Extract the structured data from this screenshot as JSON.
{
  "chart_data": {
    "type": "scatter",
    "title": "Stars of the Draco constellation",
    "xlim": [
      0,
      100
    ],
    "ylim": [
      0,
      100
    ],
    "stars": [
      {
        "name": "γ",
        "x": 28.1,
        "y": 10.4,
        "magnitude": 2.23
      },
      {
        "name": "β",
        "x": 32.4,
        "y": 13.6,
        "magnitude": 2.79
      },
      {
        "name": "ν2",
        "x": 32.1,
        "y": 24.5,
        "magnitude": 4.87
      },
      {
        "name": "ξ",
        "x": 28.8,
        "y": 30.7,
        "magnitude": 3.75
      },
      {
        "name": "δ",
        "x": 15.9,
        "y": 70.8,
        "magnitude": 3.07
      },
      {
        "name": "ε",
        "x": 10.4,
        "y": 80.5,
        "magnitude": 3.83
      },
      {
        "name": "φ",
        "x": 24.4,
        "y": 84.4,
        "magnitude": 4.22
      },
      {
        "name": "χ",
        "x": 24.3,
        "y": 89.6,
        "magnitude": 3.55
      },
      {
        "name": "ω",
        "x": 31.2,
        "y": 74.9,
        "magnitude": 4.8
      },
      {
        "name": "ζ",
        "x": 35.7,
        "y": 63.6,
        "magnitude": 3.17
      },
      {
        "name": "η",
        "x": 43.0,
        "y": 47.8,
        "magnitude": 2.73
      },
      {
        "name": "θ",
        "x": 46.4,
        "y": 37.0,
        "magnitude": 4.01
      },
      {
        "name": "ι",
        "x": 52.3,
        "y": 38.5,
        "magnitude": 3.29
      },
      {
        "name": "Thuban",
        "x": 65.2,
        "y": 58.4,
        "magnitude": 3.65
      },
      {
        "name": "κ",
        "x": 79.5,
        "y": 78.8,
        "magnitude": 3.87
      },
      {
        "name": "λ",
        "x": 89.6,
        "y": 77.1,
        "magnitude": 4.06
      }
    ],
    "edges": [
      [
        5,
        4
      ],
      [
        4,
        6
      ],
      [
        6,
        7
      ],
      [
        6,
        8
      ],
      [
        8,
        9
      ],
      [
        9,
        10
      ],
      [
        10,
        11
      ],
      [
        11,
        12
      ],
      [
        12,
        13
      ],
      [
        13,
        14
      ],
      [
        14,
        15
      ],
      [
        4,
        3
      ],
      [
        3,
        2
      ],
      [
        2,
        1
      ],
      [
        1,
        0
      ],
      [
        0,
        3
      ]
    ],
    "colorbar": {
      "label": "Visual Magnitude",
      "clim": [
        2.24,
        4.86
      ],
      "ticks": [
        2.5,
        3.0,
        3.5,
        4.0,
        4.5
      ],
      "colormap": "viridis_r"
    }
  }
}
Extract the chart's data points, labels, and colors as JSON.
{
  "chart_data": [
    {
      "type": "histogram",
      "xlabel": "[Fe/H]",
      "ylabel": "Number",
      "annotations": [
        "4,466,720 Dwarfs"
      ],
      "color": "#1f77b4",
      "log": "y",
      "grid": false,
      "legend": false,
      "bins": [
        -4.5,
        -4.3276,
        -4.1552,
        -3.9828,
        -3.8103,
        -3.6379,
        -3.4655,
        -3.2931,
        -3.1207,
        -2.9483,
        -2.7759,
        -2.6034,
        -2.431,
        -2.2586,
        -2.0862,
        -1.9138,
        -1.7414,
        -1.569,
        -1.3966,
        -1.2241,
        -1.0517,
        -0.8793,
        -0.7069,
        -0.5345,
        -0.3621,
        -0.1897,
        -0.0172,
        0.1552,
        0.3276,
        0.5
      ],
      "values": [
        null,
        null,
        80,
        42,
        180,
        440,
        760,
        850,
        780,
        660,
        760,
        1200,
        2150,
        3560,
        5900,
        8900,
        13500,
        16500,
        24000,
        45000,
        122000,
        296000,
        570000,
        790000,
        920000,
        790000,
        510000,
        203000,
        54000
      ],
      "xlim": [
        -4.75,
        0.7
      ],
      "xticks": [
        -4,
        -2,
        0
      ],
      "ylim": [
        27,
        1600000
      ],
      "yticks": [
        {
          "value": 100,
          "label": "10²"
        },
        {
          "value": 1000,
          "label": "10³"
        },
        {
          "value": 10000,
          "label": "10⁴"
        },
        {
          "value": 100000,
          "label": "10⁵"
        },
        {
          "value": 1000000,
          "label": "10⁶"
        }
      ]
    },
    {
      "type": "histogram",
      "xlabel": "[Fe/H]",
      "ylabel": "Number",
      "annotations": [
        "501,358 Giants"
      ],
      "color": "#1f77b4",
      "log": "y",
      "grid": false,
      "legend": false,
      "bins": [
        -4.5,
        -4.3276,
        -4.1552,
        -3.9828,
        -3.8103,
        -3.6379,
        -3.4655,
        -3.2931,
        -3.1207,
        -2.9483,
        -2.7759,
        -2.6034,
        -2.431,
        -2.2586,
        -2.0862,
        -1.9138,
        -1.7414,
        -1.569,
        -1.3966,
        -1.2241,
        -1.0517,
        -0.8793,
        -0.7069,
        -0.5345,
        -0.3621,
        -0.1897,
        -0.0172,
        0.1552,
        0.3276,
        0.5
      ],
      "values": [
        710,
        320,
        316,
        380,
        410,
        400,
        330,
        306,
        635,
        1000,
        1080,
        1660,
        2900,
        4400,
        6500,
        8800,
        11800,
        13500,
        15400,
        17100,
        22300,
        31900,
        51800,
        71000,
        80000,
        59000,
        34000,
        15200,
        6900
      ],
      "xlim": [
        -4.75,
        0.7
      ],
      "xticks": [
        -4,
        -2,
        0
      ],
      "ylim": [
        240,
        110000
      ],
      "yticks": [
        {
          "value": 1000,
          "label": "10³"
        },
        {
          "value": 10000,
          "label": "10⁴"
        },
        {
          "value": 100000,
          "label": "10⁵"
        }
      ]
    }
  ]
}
───
• _Objective_: Recopy all the lines exactly as they appear.

• _Reply to the task_:
Extract the structured data from this screenshot as JSON.
{
  "chart_data": {
    "type": "scatter",
    "title": "Stars of the Draco constellation",
    "xlim": [
      0,
      100
    ],
    "ylim": [
      0,
      100
    ],
    "stars": [
      {
        "name": "γ",
        "x": 28.1,
        "y": 10.4,
        "magnitude": 2.23
      },
      {
        "name": "β",
        "x": 32.4,
        "y": 13.6,
        "magnitude": 2.79
      },
      {
        "name": "ν2",
        "x": 32.1,
        "y": 24.5,
        "magnitude": 4.87
      },
      {
        "name": "ξ",
        "x": 28.8,
        "y": 30.7,
        "magnitude": 3.75
      },
      {
        "name": "δ",
        "x": 15.9,
        "y": 70.8,
        "magnitude": 3.07
      },
      {
        "name": "ε",
        "x": 10.4,
        "y": 80.5,
        "magnitude": 3.83
      },
      {
        "name": "φ",
        "x": 24.4,
        "y": 84.4,
        "magnitude": 4.22
      },
      {
        "name": "χ",
        "x": 24.3,
        "y": 89.6,
        "magnitude": 3.55
      },
      {
        "name": "ω",
        "x": 31.2,
        "y": 74.9,
        "magnitude": 4.8
      },
      {
        "name": "ζ",
        "x": 35.7,
        "y": 63.6,
        "magnitude": 3.17
      },
      {
        "name": "η",
        "x": 43.0,
        "y": 47.8,
        "magnitude": 2.73
      },
      {
        "name": "θ",
        "x": 46.4,
        "y": 37.0,
        "magnitude": 4.01
      },
      {
        "name": "ι",
        "x": 52.3,
        "y": 38.5,
        "magnitude": 3.29
      },
      {
        "name": "Thuban",
        "x": 65.2,
        "y": 58.4,
        "magnitude": 3.65
      },
      {
        "name": "κ",
        "x": 79.5,
        "y": 78.8,
        "magnitude": 3.87
      },
      {
        "name": "λ",
        "x": 89.6,
        "y": 77.1,
        "magnitude": 4.06
      }
    ],
    "edges": [
      [
        5,
        4
      ],
      [
        4,
        6
      ],
      [
        6,
        7
      ],
      [
        6,
        8
      ],
      [
        8,
        9
      ],
      [
        9,
        10
      ],
      [
        10,
        11
      ],
      [
        11,
        12
      ],
      [
        12,
        13
      ],
      [
        13,
        14
      ],
      [
        14,
        15
      ],
      [
        4,
        3
      ],
      [
        3,
        2
      ],
      [
        2,
        1
      ],
      [
        1,
        0
      ],
      [
        0,
        3
      ]
    ],
    "colorbar": {
      "label": "Visual Magnitude",
      "clim": [
        2.24,
        4.86
      ],
      "ticks": [
        2.5,
        3.0,
        3.5,
        4.0,
        4.5
      ],
      "colormap": "viridis_r"
    }
  }
}
Extract the chart's data points, labels, and colors as JSON.
{
  "chart_data": [
    {
      "type": "histogram",
      "xlabel": "[Fe/H]",
      "ylabel": "Number",
      "annotations": [
        "4,466,720 Dwarfs"
      ],
      "color": "#1f77b4",
      "log": "y",
      "grid": false,
      "legend": false,
      "bins": [
        -4.5,
        -4.3276,
        -4.1552,
        -3.9828,
        -3.8103,
        -3.6379,
        -3.4655,
        -3.2931,
        -3.1207,
        -2.9483,
        -2.7759,
        -2.6034,
        -2.431,
        -2.2586,
        -2.0862,
        -1.9138,
        -1.7414,
        -1.569,
        -1.3966,
        -1.2241,
        -1.0517,
        -0.8793,
        -0.7069,
        -0.5345,
        -0.3621,
        -0.1897,
        -0.0172,
        0.1552,
        0.3276,
        0.5
      ],
      "values": [
        null,
        null,
        80,
        42,
        180,
        440,
        760,
        850,
        780,
        660,
        760,
        1200,
        2150,
        3560,
        5900,
        8900,
        13500,
        16500,
        24000,
        45000,
        122000,
        296000,
        570000,
        790000,
        920000,
        790000,
        510000,
        203000,
        54000
      ],
      "xlim": [
        -4.75,
        0.7
      ],
      "xticks": [
        -4,
        -2,
        0
      ],
      "ylim": [
        27,
        1600000
      ],
      "yticks": [
        {
          "value": 100,
          "label": "10²"
        },
        {
          "value": 1000,
          "label": "10³"
        },
        {
          "value": 10000,
          "label": "10⁴"
        },
        {
          "value": 100000,
          "label": "10⁵"
        },
        {
          "value": 1000000,
          "label": "10⁶"
        }
      ]
    },
    {
      "type": "histogram",
      "xlabel": "[Fe/H]",
      "ylabel": "Number",
      "annotations": [
        "501,358 Giants"
      ],
      "color": "#1f77b4",
      "log": "y",
      "grid": false,
      "legend": false,
      "bins": [
        -4.5,
        -4.3276,
        -4.1552,
        -3.9828,
        -3.8103,
        -3.6379,
        -3.4655,
        -3.2931,
        -3.1207,
        -2.9483,
        -2.7759,
        -2.6034,
        -2.431,
        -2.2586,
        -2.0862,
        -1.9138,
        -1.7414,
        -1.569,
        -1.3966,
        -1.2241,
        -1.0517,
        -0.8793,
        -0.7069,
        -0.5345,
        -0.3621,
        -0.1897,
        -0.0172,
        0.1552,
        0.3276,
        0.5
      ],
      "values": [
        710,
        320,
        316,
        380,
        410,
        400,
        330,
        306,
        635,
        1000,
        1080,
        1660,
        2900,
        4400,
        6500,
        8800,
        11800,
        13500,
        15400,
        17100,
        22300,
        31900,
        51800,
        71000,
        80000,
        59000,
        34000,
        15200,
        6900
      ],
      "xlim": [
        -4.75,
        0.7
      ],
      "xticks": [
        -4,
        -2,
        0
      ],
      "ylim": [
        240,
        110000
      ],
      "yticks": [
        {
          "value": 1000,
          "label": "10³"
        },
        {
          "value": 10000,
          "label": "10⁴"
        },
        {
          "value": 100000,
          "label": "10⁵"
        }
      ]
    }
  ]
}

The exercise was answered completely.